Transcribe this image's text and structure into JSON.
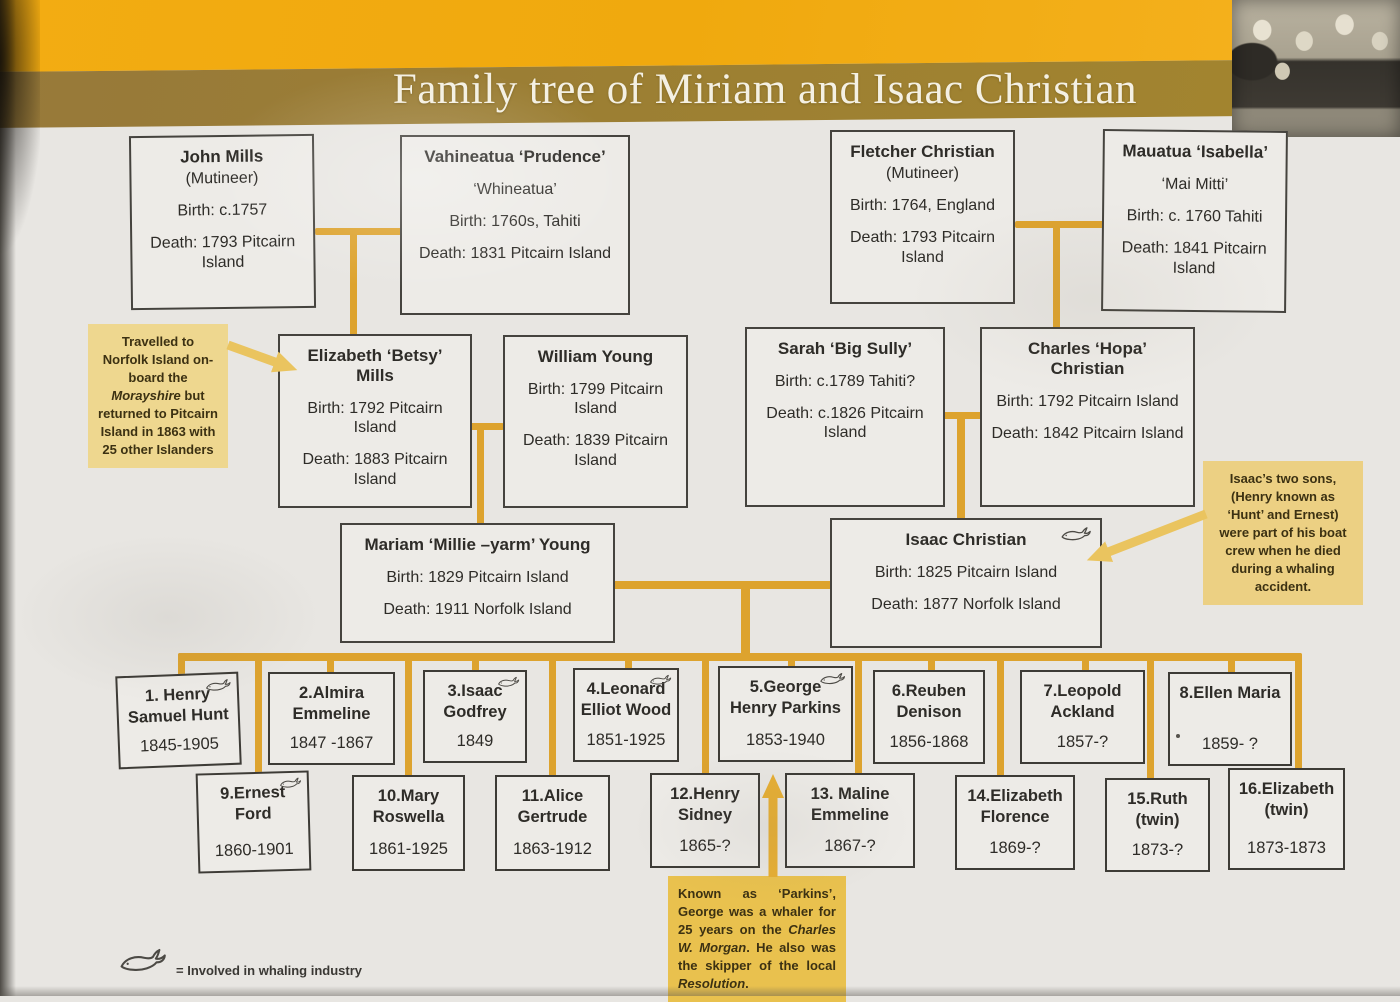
{
  "header": {
    "title": "Family tree of Miriam and Isaac Christian"
  },
  "generation1": {
    "john_mills": {
      "name": "John Mills",
      "line2": "(Mutineer)",
      "birth": "Birth: c.1757",
      "death": "Death: 1793 Pitcairn Island"
    },
    "vahineatua": {
      "name": "Vahineatua ‘Prudence’",
      "line2": "‘Whineatua’",
      "birth": "Birth: 1760s, Tahiti",
      "death": "Death: 1831 Pitcairn Island"
    },
    "fletcher_christian": {
      "name": "Fletcher Christian",
      "line2": "(Mutineer)",
      "birth": "Birth: 1764, England",
      "death": "Death: 1793 Pitcairn Island"
    },
    "mauatua": {
      "name": "Mauatua ‘Isabella’",
      "line2": "‘Mai Mitti’",
      "birth": "Birth: c. 1760 Tahiti",
      "death": "Death: 1841 Pitcairn Island"
    }
  },
  "generation2": {
    "elizabeth_mills": {
      "name": "Elizabeth ‘Betsy’ Mills",
      "birth": "Birth: 1792 Pitcairn Island",
      "death": "Death: 1883 Pitcairn Island"
    },
    "william_young": {
      "name": "William Young",
      "birth": "Birth: 1799 Pitcairn Island",
      "death": "Death: 1839 Pitcairn Island"
    },
    "sarah": {
      "name": "Sarah ‘Big Sully’",
      "birth": "Birth: c.1789 Tahiti?",
      "death": "Death: c.1826 Pitcairn Island"
    },
    "charles_christian": {
      "name": "Charles ‘Hopa’ Christian",
      "birth": "Birth: 1792 Pitcairn Island",
      "death": "Death: 1842 Pitcairn Island"
    }
  },
  "generation3": {
    "mariam_young": {
      "name": "Mariam ‘Millie –yarm’ Young",
      "birth": "Birth: 1829 Pitcairn Island",
      "death": "Death: 1911 Norfolk Island"
    },
    "isaac_christian": {
      "name": "Isaac Christian",
      "birth": "Birth: 1825 Pitcairn Island",
      "death": "Death: 1877 Norfolk Island"
    }
  },
  "children": [
    {
      "name": "1. Henry Samuel Hunt",
      "years": "1845-1905"
    },
    {
      "name": "2.Almira Emmeline",
      "years": "1847 -1867"
    },
    {
      "name": "3.Isaac Godfrey",
      "years": "1849"
    },
    {
      "name": "4.Leonard Elliot Wood",
      "years": "1851-1925"
    },
    {
      "name": "5.George Henry Parkins",
      "years": "1853-1940"
    },
    {
      "name": "6.Reuben Denison",
      "years": "1856-1868"
    },
    {
      "name": "7.Leopold Ackland",
      "years": "1857-?"
    },
    {
      "name": "8.Ellen Maria",
      "years": "1859- ?"
    },
    {
      "name": "9.Ernest Ford",
      "years": "1860-1901"
    },
    {
      "name": "10.Mary Roswella",
      "years": "1861-1925"
    },
    {
      "name": "11.Alice Gertrude",
      "years": "1863-1912"
    },
    {
      "name": "12.Henry Sidney",
      "years": "1865-?"
    },
    {
      "name": "13. Maline Emmeline",
      "years": "1867-?"
    },
    {
      "name": "14.Elizabeth Florence",
      "years": "1869-?"
    },
    {
      "name": "15.Ruth (twin)",
      "years": "1873-?"
    },
    {
      "name": "16.Elizabeth (twin)",
      "years": "1873-1873"
    }
  ],
  "notes": {
    "norfolk": {
      "part1": "Travelled to Norfolk Island on-board the ",
      "ship": "Morayshire",
      "part2": " but returned to Pitcairn Island in 1863 with 25 other Islanders"
    },
    "isaac_sons": "Isaac’s two sons, (Henry known as ‘Hunt’ and Ernest) were part of his boat crew when he died during a whaling accident.",
    "parkins": {
      "part1": "Known as ‘Parkins’, George was a whaler for 25 years on the ",
      "ship1": "Charles W. Morgan",
      "part2": ". He also was the skipper of the local ",
      "ship2": "Resolution",
      "part3": "."
    }
  },
  "legend": {
    "whale_meaning": "= Involved in whaling industry"
  },
  "colors": {
    "band_yellow": "#f2a912",
    "band_olive": "#9c7f33",
    "connector_gold": "#dda32e",
    "note_pale": "#eed78f",
    "note_gold": "#e9c14e",
    "paper": "#e8e6e2",
    "box_border": "#45433e"
  }
}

|---|

EXERCISE DESCRIPTION: Copy out every line of the material above exactly, skipping the pictures.

WRITTEN SOLUTION:
Transcribe this image's text and structure into JSON.
{
  "header": {
    "title": "Family tree of Miriam and Isaac Christian"
  },
  "generation1": {
    "john_mills": {
      "name": "John Mills",
      "line2": "(Mutineer)",
      "birth": "Birth: c.1757",
      "death": "Death: 1793 Pitcairn Island"
    },
    "vahineatua": {
      "name": "Vahineatua ‘Prudence’",
      "line2": "‘Whineatua’",
      "birth": "Birth: 1760s, Tahiti",
      "death": "Death: 1831 Pitcairn Island"
    },
    "fletcher_christian": {
      "name": "Fletcher Christian",
      "line2": "(Mutineer)",
      "birth": "Birth: 1764, England",
      "death": "Death: 1793 Pitcairn Island"
    },
    "mauatua": {
      "name": "Mauatua ‘Isabella’",
      "line2": "‘Mai Mitti’",
      "birth": "Birth: c. 1760 Tahiti",
      "death": "Death: 1841 Pitcairn Island"
    }
  },
  "generation2": {
    "elizabeth_mills": {
      "name": "Elizabeth ‘Betsy’ Mills",
      "birth": "Birth: 1792 Pitcairn Island",
      "death": "Death: 1883 Pitcairn Island"
    },
    "william_young": {
      "name": "William Young",
      "birth": "Birth: 1799 Pitcairn Island",
      "death": "Death: 1839 Pitcairn Island"
    },
    "sarah": {
      "name": "Sarah ‘Big Sully’",
      "birth": "Birth: c.1789 Tahiti?",
      "death": "Death: c.1826 Pitcairn Island"
    },
    "charles_christian": {
      "name": "Charles ‘Hopa’ Christian",
      "birth": "Birth: 1792 Pitcairn Island",
      "death": "Death: 1842 Pitcairn Island"
    }
  },
  "generation3": {
    "mariam_young": {
      "name": "Mariam ‘Millie –yarm’ Young",
      "birth": "Birth: 1829 Pitcairn Island",
      "death": "Death: 1911 Norfolk Island"
    },
    "isaac_christian": {
      "name": "Isaac Christian",
      "birth": "Birth: 1825 Pitcairn Island",
      "death": "Death: 1877 Norfolk Island"
    }
  },
  "children": [
    {
      "name": "1. Henry Samuel Hunt",
      "years": "1845-1905"
    },
    {
      "name": "2.Almira Emmeline",
      "years": "1847 -1867"
    },
    {
      "name": "3.Isaac Godfrey",
      "years": "1849"
    },
    {
      "name": "4.Leonard Elliot Wood",
      "years": "1851-1925"
    },
    {
      "name": "5.George Henry Parkins",
      "years": "1853-1940"
    },
    {
      "name": "6.Reuben Denison",
      "years": "1856-1868"
    },
    {
      "name": "7.Leopold Ackland",
      "years": "1857-?"
    },
    {
      "name": "8.Ellen Maria",
      "years": "1859- ?"
    },
    {
      "name": "9.Ernest Ford",
      "years": "1860-1901"
    },
    {
      "name": "10.Mary Roswella",
      "years": "1861-1925"
    },
    {
      "name": "11.Alice Gertrude",
      "years": "1863-1912"
    },
    {
      "name": "12.Henry Sidney",
      "years": "1865-?"
    },
    {
      "name": "13. Maline Emmeline",
      "years": "1867-?"
    },
    {
      "name": "14.Elizabeth Florence",
      "years": "1869-?"
    },
    {
      "name": "15.Ruth (twin)",
      "years": "1873-?"
    },
    {
      "name": "16.Elizabeth (twin)",
      "years": "1873-1873"
    }
  ],
  "notes": {
    "norfolk": {
      "part1": "Travelled to Norfolk Island on-board the ",
      "ship": "Morayshire",
      "part2": " but returned to Pitcairn Island in 1863 with 25 other Islanders"
    },
    "isaac_sons": "Isaac’s two sons, (Henry known as ‘Hunt’ and Ernest) were part of his boat crew when he died during a whaling accident.",
    "parkins": {
      "part1": "Known as ‘Parkins’, George was a whaler for 25 years on the ",
      "ship1": "Charles W. Morgan",
      "part2": ". He also was the skipper of the local ",
      "ship2": "Resolution",
      "part3": "."
    }
  },
  "legend": {
    "whale_meaning": "= Involved in whaling industry"
  },
  "colors": {
    "band_yellow": "#f2a912",
    "band_olive": "#9c7f33",
    "connector_gold": "#dda32e",
    "note_pale": "#eed78f",
    "note_gold": "#e9c14e",
    "paper": "#e8e6e2",
    "box_border": "#45433e"
  }
}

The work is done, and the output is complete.